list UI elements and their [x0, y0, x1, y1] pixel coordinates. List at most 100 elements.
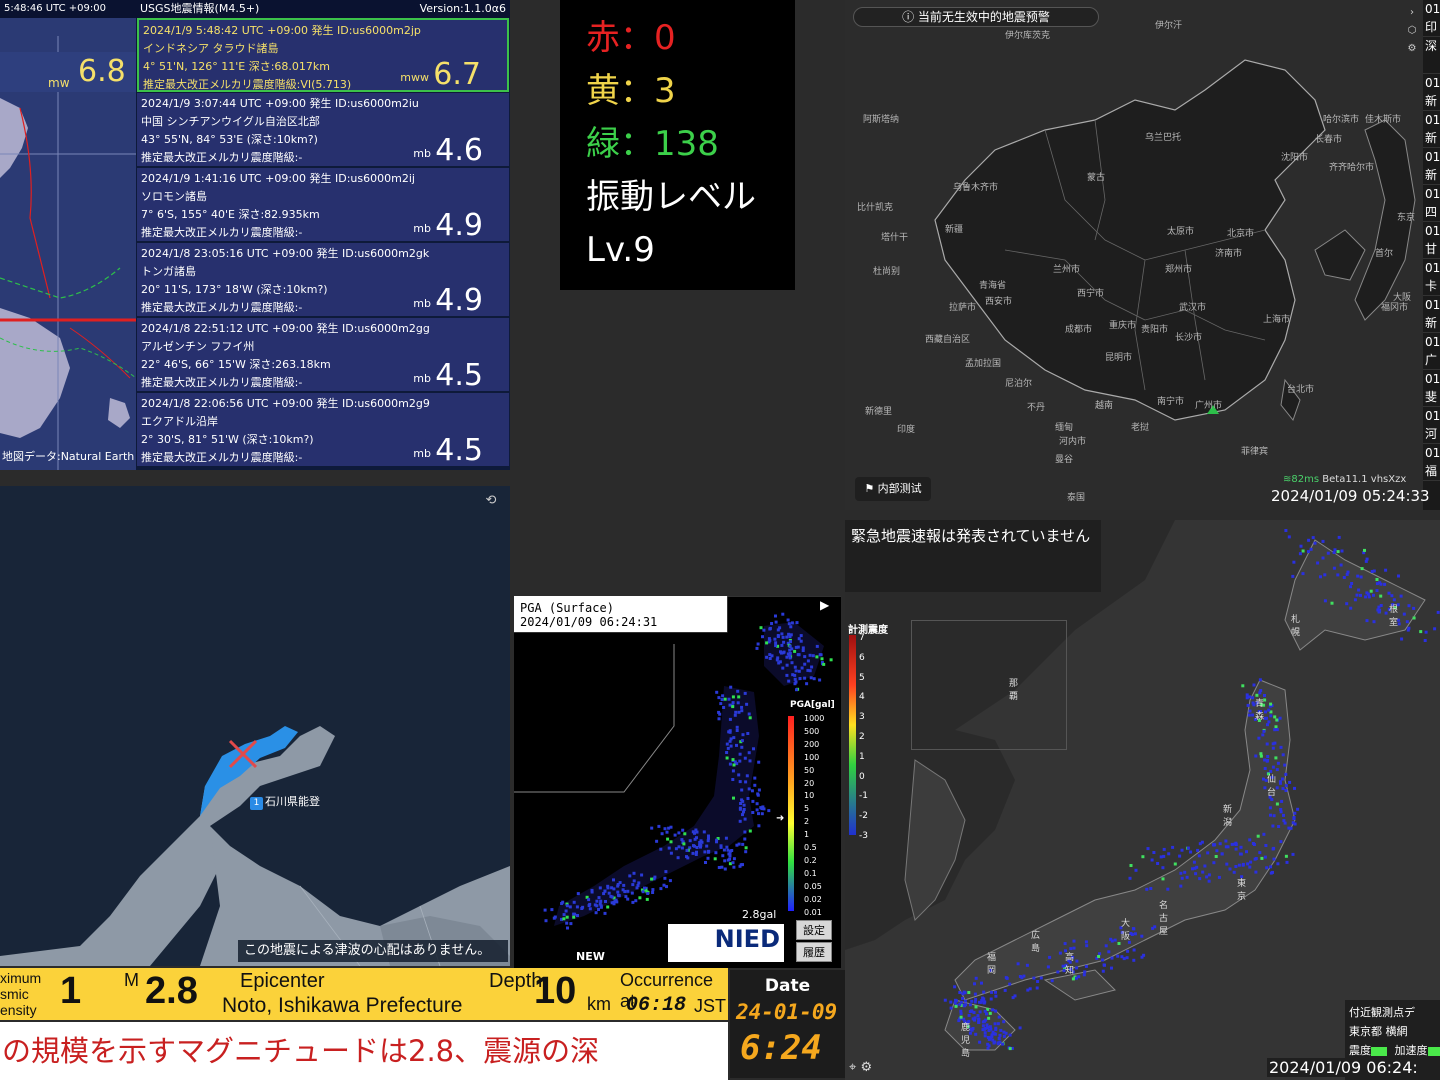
station-dot [1265, 866, 1269, 870]
quake-item[interactable]: 2024/1/8 22:51:12 UTC +09:00 発生 ID:us600… [137, 318, 509, 393]
station-dot [1156, 862, 1160, 865]
station-dot [562, 917, 566, 921]
station-dot [1299, 544, 1303, 548]
station-dot [607, 891, 611, 895]
station-dot [983, 1000, 987, 1004]
pga-scale-label: 200 [804, 739, 820, 749]
event-item[interactable]: 01 甘 [1423, 222, 1440, 259]
china-place-labels: 乌鲁木齐市 西宁市 成都市 拉萨市 西安市 北京市 沈阳市 长春市 哈尔滨市 兰州市 贵阳市 昆明市南… [845, 0, 1423, 510]
intensity-scale-title: 計測震度 [848, 625, 888, 636]
event-item[interactable]: 01 印 [1423, 0, 1440, 37]
station-dot [970, 999, 974, 1003]
play-icon[interactable]: ▶ [820, 598, 829, 612]
event-item[interactable]: 01 新 [1423, 296, 1440, 333]
area-number: 1 [250, 797, 263, 810]
station-dot [674, 847, 678, 851]
station-dot [740, 705, 744, 709]
station-dot [943, 998, 947, 1002]
station-dot [1407, 604, 1411, 608]
settings-icon[interactable]: ⚙ [860, 1060, 872, 1075]
station-dot [632, 879, 636, 883]
station-dot [1266, 758, 1269, 762]
station-dot [1301, 549, 1305, 553]
place-label: 哈尔滨市 [1323, 115, 1360, 125]
station-dot [665, 830, 669, 834]
station-dot [809, 676, 813, 680]
station-dot [793, 682, 797, 686]
quake-item[interactable]: 2024/1/8 22:06:56 UTC +09:00 発生 ID:us600… [137, 393, 509, 468]
station-dot [669, 851, 673, 855]
station-dot [725, 751, 729, 754]
station-dot [806, 668, 810, 672]
station-dot [781, 635, 785, 639]
station-dot [1288, 780, 1292, 784]
station-dot [721, 694, 725, 698]
city-label: 福岡 [987, 953, 997, 976]
station-dot [1039, 976, 1043, 980]
quake-item[interactable]: 2024/1/8 23:05:16 UTC +09:00 発生 ID:us600… [137, 243, 509, 318]
settings-button[interactable]: 設定 [796, 920, 832, 940]
locate-icon[interactable]: ⌖ [849, 1060, 856, 1075]
reset-view-icon[interactable]: ⟲ [480, 490, 502, 512]
station-dot [1321, 556, 1325, 560]
city-label: 新潟 [1223, 805, 1233, 828]
station-dot [1400, 637, 1404, 641]
station-dot [1248, 838, 1252, 842]
magnitude-value: 2.8 [145, 970, 198, 1012]
event-item[interactable]: 01 广 [1423, 333, 1440, 370]
station-dot [1075, 959, 1079, 963]
quake-region: トンガ諸島 [141, 265, 196, 278]
internal-test-button[interactable]: ⚑ 内部测试 [855, 477, 931, 501]
station-dot [1097, 955, 1101, 958]
station-dot [755, 802, 759, 806]
event-item[interactable]: 01 斐 [1423, 370, 1440, 407]
event-item[interactable]: 01 四 [1423, 185, 1440, 222]
station-dot [1276, 761, 1280, 765]
station-dot [720, 698, 724, 702]
tsunami-map: ⟲ 1 石川県能登 この地震による津波の心配はありません。 [0, 486, 510, 966]
station-dot [1332, 566, 1336, 570]
intensity-scale-label: 7 [859, 633, 865, 643]
station-dot [1248, 695, 1251, 699]
quake-item[interactable]: 2024/1/9 3:07:44 UTC +09:00 発生 ID:us6000… [137, 93, 509, 168]
station-dot [994, 1009, 998, 1013]
station-dot [795, 688, 798, 692]
station-dot [1269, 865, 1273, 869]
station-dot [778, 660, 782, 664]
quake-item[interactable]: 2024/1/9 1:41:16 UTC +09:00 発生 ID:us6000… [137, 168, 509, 243]
station-dot [691, 851, 695, 855]
event-item[interactable]: 01 新 [1423, 111, 1440, 148]
station-dot [811, 654, 815, 658]
station-dot [785, 673, 789, 677]
station-dot [967, 1013, 971, 1017]
place-label: 乌兰巴托 [1145, 133, 1182, 143]
station-dot [1263, 716, 1267, 720]
station-dot [747, 787, 751, 791]
station-dot [959, 1000, 963, 1004]
quake-info-bar: ximum smic ensity 1 M 2.8 Epicenter Noto… [0, 968, 728, 1020]
event-item[interactable]: 01 新 [1423, 148, 1440, 185]
event-item[interactable]: 深 [1423, 37, 1440, 74]
station-dot [1224, 839, 1228, 843]
place-label: 乌鲁木齐市 [953, 183, 999, 193]
station-dot [745, 702, 749, 706]
event-item[interactable]: 01 福 [1423, 444, 1440, 481]
station-dot [1323, 573, 1327, 577]
station-dot [650, 877, 654, 881]
history-button[interactable]: 履歴 [796, 942, 832, 962]
station-dot [794, 669, 798, 673]
event-item[interactable]: 01 河 [1423, 407, 1440, 444]
station-dot [738, 806, 742, 810]
event-item[interactable]: 01 新 [1423, 74, 1440, 111]
station-dot [1249, 860, 1253, 864]
quake-time: 2024/1/9 5:48:42 UTC +09:00 発生 ID:us6000… [143, 24, 421, 37]
station-dot [1241, 863, 1245, 867]
station-dot [728, 849, 732, 853]
event-item[interactable]: 01 卡 [1423, 259, 1440, 296]
place-label: 杜尚别 [873, 267, 901, 277]
pga-unit: PGA[gal] [790, 700, 835, 710]
station-dot [593, 903, 597, 907]
quake-item[interactable]: 2024/1/9 5:48:42 UTC +09:00 発生 ID:us6000… [137, 18, 509, 92]
china-event-list[interactable]: 01 印 深 01 新 01 新 01 新 01 四 01 甘 01 卡 01 … [1423, 0, 1440, 510]
station-dot [782, 650, 786, 654]
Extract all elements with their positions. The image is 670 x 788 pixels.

## [What you will do]
Turn every line of the entries above into a Markdown table with the columns Row and Line, numbering the rows and leaving out blank lines. Leave the pictures out of the table.

## [Finished exercise]
| Row | Line |
|---|---|
| 1 | list UI elements and their [x0, y0, x1, y1] pixel coordinates. List at most 100 elements. |
| 2 | station-dot [1265, 866, 1269, 870] |
| 3 | quake-item[interactable]: 2024/1/8 22:51:12 UTC +09:00 発生 ID:us600… [137, 318, 509, 393] |
| 4 | station-dot [1156, 862, 1160, 865] |
| 5 | station-dot [562, 917, 566, 921] |
| 6 | station-dot [1299, 544, 1303, 548] |
| 7 | station-dot [607, 891, 611, 895] |
| 8 | station-dot [983, 1000, 987, 1004] |
| 9 | pga-scale-label: 200 [804, 739, 820, 749] |
| 10 | event-item[interactable]: 01 甘 [1423, 222, 1440, 259] |
| 11 | china-place-labels: 乌鲁木齐市 西宁市 成都市 拉萨市 西安市 北京市 沈阳市 长春市 哈尔滨市 兰州市 贵阳市 昆明市南… [845, 0, 1423, 510] |
| 12 | intensity-scale-title: 計測震度 [848, 625, 888, 636] |
| 13 | event-item[interactable]: 01 印 [1423, 0, 1440, 37] |
| 14 | station-dot [970, 999, 974, 1003] |
| 15 | play-icon[interactable]: ▶ [820, 598, 829, 612] |
| 16 | event-item[interactable]: 01 新 [1423, 296, 1440, 333] |
| 17 | area-number: 1 [250, 797, 263, 810] |
| 18 | station-dot [674, 847, 678, 851] |
| 19 | station-dot [740, 705, 744, 709] |
| 20 | station-dot [943, 998, 947, 1002] |
| 21 | station-dot [1407, 604, 1411, 608] |
| 22 | settings-icon[interactable]: ⚙ [860, 1060, 872, 1075] |
| 23 | station-dot [632, 879, 636, 883] |
| 24 | station-dot [1266, 758, 1269, 762] |
| 25 | station-dot [1301, 549, 1305, 553] |
| 26 | place-label: 哈尔滨市 [1323, 115, 1360, 125] |
| 27 | station-dot [665, 830, 669, 834] |
| 28 | station-dot [809, 676, 813, 680] |
| 29 | station-dot [793, 682, 797, 686] |
| 30 | quake-item[interactable]: 2024/1/8 22:06:56 UTC +09:00 発生 ID:us600… [137, 393, 509, 468] |
| 31 | station-dot [669, 851, 673, 855] |
| 32 | station-dot [725, 751, 729, 754] |
| 33 | station-dot [806, 668, 810, 672] |
| 34 | station-dot [781, 635, 785, 639] |
| 35 | station-dot [1288, 780, 1292, 784] |
| 36 | station-dot [721, 694, 725, 698] |
| 37 | city-label: 福岡 [987, 953, 997, 976] |
| 38 | station-dot [1039, 976, 1043, 980] |
| 39 | quake-item[interactable]: 2024/1/8 23:05:16 UTC +09:00 発生 ID:us600… [137, 243, 509, 318] |
| 40 | settings-button[interactable]: 設定 [796, 920, 832, 940] |
| 41 | locate-icon[interactable]: ⌖ [849, 1060, 856, 1075] |
| 42 | reset-view-icon[interactable]: ⟲ [480, 490, 502, 512] |
| 43 | station-dot [1321, 556, 1325, 560] |
| 44 | city-label: 新潟 [1223, 805, 1233, 828] |
| 45 | station-dot [1400, 637, 1404, 641] |
| 46 | station-dot [1248, 838, 1252, 842] |
| 47 | magnitude-value: 2.8 [145, 970, 198, 1012] |
| 48 | event-item[interactable]: 01 广 [1423, 333, 1440, 370] |
| 49 | station-dot [1075, 959, 1079, 963] |
| 50 | quake-region: トンガ諸島 [141, 265, 196, 278] |
| 51 | internal-test-button[interactable]: ⚑ 内部测试 [855, 477, 931, 501] |
| 52 | station-dot [1097, 955, 1101, 958] |
| 53 | station-dot [755, 802, 759, 806] |
| 54 | event-item[interactable]: 01 斐 [1423, 370, 1440, 407] |
| 55 | event-item[interactable]: 01 四 [1423, 185, 1440, 222] |
| 56 | station-dot [1276, 761, 1280, 765] |
| 57 | station-dot [720, 698, 724, 702] |
| 58 | tsunami-map: ⟲ 1 石川県能登 この地震による津波の心配はありません。 [0, 486, 510, 966] |
| 59 | station-dot [1332, 566, 1336, 570] |
| 60 | intensity-scale-label: 7 [859, 633, 865, 643] |
| 61 | station-dot [1248, 695, 1251, 699] |
| 62 | quake-item[interactable]: 2024/1/9 3:07:44 UTC +09:00 発生 ID:us6000… [137, 93, 509, 168] |
| 63 | station-dot [994, 1009, 998, 1013] |
| 64 | station-dot [795, 688, 798, 692] |
| 65 | station-dot [1269, 865, 1273, 869] |
| 66 | station-dot [778, 660, 782, 664] |
| 67 | quake-item[interactable]: 2024/1/9 1:41:16 UTC +09:00 発生 ID:us6000… [137, 168, 509, 243] |
| 68 | station-dot [691, 851, 695, 855] |
| 69 | event-item[interactable]: 01 新 [1423, 111, 1440, 148] |
| 70 | station-dot [811, 654, 815, 658] |
| 71 | station-dot [785, 673, 789, 677] |
| 72 | station-dot [967, 1013, 971, 1017] |
| 73 | place-label: 乌兰巴托 [1145, 133, 1182, 143] |
| 74 | station-dot [1263, 716, 1267, 720] |
| 75 | station-dot [747, 787, 751, 791] |
| 76 | station-dot [959, 1000, 963, 1004] |
| 77 | quake-info-bar: ximum smic ensity 1 M 2.8 Epicenter Noto… [0, 968, 728, 1020] |
| 78 | event-item[interactable]: 01 新 [1423, 148, 1440, 185] |
| 79 | event-item[interactable]: 深 [1423, 37, 1440, 74] |
| 80 | station-dot [1224, 839, 1228, 843] |
| 81 | place-label: 乌鲁木齐市 [953, 183, 999, 193] |
| 82 | station-dot [745, 702, 749, 706] |
| 83 | event-item[interactable]: 01 福 [1423, 444, 1440, 481] |
| 84 | station-dot [1323, 573, 1327, 577] |
| 85 | station-dot [650, 877, 654, 881] |
| 86 | history-button[interactable]: 履歴 [796, 942, 832, 962] |
| 87 | station-dot [794, 669, 798, 673] |
| 88 | event-item[interactable]: 01 河 [1423, 407, 1440, 444] |
| 89 | station-dot [738, 806, 742, 810] |
| 90 | event-item[interactable]: 01 新 [1423, 74, 1440, 111] |
| 91 | station-dot [1249, 860, 1253, 864] |
| 92 | quake-time: 2024/1/9 5:48:42 UTC +09:00 発生 ID:us6000… [143, 24, 421, 37] |
| 93 | station-dot [1241, 863, 1245, 867] |
| 94 | station-dot [728, 849, 732, 853] |
| 95 | event-item[interactable]: 01 卡 [1423, 259, 1440, 296] |
| 96 | place-label: 杜尚别 [873, 267, 901, 277] |
| 97 | pga-unit: PGA[gal] [790, 700, 835, 710] |
| 98 | station-dot [593, 903, 597, 907] |
| 99 | quake-item[interactable]: 2024/1/9 5:48:42 UTC +09:00 発生 ID:us6000… [137, 18, 509, 92] |
| 100 | china-event-list[interactable]: 01 印 深 01 新 01 新 01 新 01 四 01 甘 01 卡 01 … [1423, 0, 1440, 510] |
| 101 | station-dot [782, 650, 786, 654] |
| 102 | Extract all elements with their positions. The image is 670 x 788 pixels. |